-- START EXTRACTED INFORMATION --
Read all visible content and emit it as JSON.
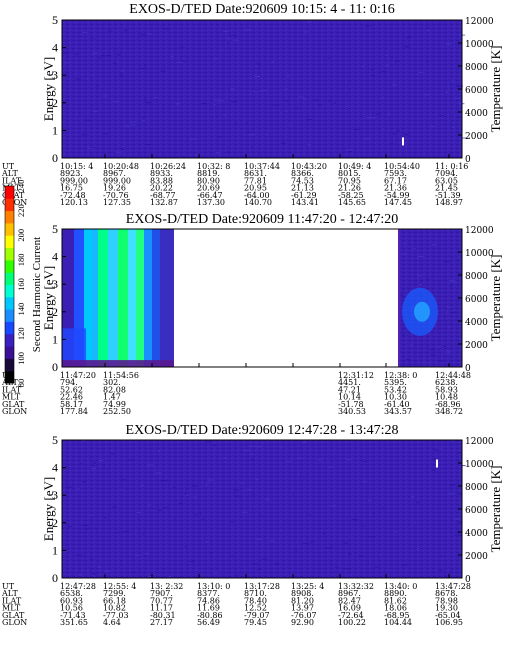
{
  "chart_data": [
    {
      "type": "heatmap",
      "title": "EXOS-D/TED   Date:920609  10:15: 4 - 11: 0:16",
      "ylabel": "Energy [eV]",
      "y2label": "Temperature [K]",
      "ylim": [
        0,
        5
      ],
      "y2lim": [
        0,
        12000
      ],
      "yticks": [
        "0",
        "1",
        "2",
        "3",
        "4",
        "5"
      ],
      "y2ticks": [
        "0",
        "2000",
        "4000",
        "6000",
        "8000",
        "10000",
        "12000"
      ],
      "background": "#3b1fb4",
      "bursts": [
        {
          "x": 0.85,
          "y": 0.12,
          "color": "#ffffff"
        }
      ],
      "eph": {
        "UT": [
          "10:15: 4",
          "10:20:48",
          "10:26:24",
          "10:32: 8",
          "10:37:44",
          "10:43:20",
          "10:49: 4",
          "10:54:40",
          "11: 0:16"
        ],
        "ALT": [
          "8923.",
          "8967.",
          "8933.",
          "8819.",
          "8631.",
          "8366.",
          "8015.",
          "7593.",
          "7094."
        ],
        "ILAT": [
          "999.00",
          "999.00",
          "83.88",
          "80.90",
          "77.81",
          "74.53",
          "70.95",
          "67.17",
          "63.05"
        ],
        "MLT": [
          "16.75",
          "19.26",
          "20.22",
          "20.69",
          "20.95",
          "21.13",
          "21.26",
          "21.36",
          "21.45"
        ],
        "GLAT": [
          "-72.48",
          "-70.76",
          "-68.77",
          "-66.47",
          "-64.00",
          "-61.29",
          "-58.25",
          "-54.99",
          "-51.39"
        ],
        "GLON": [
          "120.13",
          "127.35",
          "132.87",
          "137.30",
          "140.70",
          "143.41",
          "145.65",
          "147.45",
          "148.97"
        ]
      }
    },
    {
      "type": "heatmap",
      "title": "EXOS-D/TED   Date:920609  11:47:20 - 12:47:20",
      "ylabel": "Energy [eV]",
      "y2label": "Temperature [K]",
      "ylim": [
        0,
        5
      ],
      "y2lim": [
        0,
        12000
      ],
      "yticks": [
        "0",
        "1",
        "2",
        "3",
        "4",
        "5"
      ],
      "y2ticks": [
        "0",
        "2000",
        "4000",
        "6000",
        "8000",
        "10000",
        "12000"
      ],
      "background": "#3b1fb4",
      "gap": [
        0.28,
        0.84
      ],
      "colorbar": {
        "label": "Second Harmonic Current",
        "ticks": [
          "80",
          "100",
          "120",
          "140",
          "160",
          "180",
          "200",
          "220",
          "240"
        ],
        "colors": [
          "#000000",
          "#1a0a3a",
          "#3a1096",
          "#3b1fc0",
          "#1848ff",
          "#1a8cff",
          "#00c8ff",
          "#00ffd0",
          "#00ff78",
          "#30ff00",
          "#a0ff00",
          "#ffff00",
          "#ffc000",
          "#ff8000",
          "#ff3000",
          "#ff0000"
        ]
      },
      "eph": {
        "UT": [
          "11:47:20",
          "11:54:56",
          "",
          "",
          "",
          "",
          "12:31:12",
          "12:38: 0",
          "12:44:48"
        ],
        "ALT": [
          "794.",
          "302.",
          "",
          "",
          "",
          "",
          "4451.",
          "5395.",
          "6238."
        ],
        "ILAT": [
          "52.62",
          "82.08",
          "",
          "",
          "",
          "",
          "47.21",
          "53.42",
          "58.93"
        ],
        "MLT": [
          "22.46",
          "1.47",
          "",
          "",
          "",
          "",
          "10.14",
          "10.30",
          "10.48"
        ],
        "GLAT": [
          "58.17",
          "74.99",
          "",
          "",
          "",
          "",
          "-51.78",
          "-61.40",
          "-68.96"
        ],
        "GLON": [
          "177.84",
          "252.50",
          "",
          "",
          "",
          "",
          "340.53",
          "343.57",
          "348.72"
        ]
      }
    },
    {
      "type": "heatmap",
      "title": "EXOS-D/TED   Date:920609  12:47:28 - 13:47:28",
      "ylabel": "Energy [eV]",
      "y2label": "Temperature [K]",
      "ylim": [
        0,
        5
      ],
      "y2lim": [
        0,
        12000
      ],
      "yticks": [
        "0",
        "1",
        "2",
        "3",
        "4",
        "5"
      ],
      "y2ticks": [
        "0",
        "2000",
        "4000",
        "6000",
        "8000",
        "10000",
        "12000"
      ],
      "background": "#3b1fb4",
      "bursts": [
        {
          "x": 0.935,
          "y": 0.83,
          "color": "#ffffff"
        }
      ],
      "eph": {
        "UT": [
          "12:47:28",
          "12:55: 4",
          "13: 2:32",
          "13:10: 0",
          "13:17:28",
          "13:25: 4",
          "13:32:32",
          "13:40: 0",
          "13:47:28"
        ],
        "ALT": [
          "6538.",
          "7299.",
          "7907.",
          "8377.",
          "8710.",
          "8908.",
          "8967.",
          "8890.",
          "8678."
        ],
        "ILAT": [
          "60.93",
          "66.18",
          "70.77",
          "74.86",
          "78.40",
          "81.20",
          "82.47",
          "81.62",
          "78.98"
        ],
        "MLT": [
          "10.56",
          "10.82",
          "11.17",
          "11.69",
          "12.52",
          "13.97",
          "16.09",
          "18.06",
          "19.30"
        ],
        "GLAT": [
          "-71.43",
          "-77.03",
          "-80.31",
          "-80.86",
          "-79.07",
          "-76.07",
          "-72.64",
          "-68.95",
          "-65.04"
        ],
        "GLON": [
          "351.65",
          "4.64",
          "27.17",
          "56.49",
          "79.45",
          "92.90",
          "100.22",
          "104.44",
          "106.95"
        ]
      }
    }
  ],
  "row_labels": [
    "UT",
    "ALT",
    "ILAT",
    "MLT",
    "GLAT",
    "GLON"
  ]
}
-- END EXTRACTED INFORMATION --
-- START EXTRACTED INFORMATION --
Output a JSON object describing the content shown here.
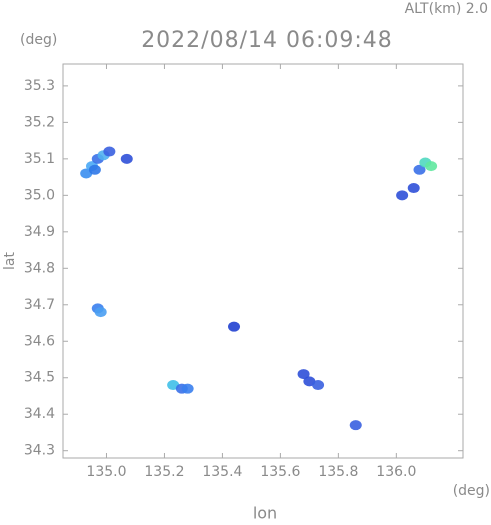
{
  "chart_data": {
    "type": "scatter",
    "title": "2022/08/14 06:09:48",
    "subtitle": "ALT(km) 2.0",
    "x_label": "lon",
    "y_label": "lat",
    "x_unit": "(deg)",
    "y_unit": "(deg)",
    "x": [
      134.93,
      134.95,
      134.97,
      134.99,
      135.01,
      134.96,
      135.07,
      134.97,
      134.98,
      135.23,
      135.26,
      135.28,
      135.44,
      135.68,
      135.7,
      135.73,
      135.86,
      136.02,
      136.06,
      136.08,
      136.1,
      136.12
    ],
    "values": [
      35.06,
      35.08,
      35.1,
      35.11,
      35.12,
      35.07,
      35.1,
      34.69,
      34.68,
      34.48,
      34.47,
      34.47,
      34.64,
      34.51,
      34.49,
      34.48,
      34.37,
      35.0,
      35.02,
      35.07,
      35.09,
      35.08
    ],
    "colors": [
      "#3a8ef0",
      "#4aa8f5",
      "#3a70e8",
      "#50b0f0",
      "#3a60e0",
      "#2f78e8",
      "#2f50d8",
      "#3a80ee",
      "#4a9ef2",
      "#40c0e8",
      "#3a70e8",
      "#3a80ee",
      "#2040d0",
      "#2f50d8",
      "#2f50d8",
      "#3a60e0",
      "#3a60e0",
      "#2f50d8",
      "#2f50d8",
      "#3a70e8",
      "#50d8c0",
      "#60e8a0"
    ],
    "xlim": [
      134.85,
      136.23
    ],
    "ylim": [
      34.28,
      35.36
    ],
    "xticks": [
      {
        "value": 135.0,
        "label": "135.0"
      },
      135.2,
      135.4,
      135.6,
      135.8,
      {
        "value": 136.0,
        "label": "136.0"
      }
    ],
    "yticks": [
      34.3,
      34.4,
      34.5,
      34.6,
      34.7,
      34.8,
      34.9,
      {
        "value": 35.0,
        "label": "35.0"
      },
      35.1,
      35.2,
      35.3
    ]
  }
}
-- END EXTRACTED INFORMATION --
-- START EXTRACTED INFORMATION --
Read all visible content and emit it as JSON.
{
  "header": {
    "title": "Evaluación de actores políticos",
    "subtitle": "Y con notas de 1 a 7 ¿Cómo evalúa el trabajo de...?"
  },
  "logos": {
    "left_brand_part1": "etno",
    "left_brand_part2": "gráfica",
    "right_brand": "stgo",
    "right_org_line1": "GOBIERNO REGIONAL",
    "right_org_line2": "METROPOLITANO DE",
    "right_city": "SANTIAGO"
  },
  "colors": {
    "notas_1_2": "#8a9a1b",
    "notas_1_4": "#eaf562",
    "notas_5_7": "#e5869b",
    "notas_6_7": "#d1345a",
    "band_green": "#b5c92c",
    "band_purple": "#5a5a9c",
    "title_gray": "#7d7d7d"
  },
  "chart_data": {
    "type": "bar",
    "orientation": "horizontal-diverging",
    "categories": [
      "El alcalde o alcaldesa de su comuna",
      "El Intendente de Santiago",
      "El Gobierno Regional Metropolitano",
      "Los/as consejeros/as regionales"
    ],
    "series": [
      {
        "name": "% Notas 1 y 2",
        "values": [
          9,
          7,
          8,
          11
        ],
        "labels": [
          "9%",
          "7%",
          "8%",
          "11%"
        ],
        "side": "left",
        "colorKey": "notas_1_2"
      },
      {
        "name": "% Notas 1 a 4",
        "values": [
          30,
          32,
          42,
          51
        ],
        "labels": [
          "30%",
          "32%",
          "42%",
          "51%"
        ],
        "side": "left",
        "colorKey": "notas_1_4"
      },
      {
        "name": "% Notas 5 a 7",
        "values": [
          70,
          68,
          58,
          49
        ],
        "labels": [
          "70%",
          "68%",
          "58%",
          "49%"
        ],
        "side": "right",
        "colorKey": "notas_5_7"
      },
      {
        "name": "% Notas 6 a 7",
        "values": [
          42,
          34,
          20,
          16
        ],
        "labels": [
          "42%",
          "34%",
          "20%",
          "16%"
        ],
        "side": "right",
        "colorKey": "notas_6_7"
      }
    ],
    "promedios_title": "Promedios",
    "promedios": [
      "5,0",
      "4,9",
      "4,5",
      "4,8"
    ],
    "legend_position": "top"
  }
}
-- END EXTRACTED INFORMATION --
» WHAT YOU WILL DO:
Every line that holds the word "EXOS" should be extracted.

» EXPECTED ANSWER:
      "title": "EXOS-D/TED   Date:920609  10:15: 4 - 11: 0:16",
      "title": "EXOS-D/TED   Date:920609  11:47:20 - 12:47:20",
      "title": "EXOS-D/TED   Date:920609  12:47:28 - 13:47:28",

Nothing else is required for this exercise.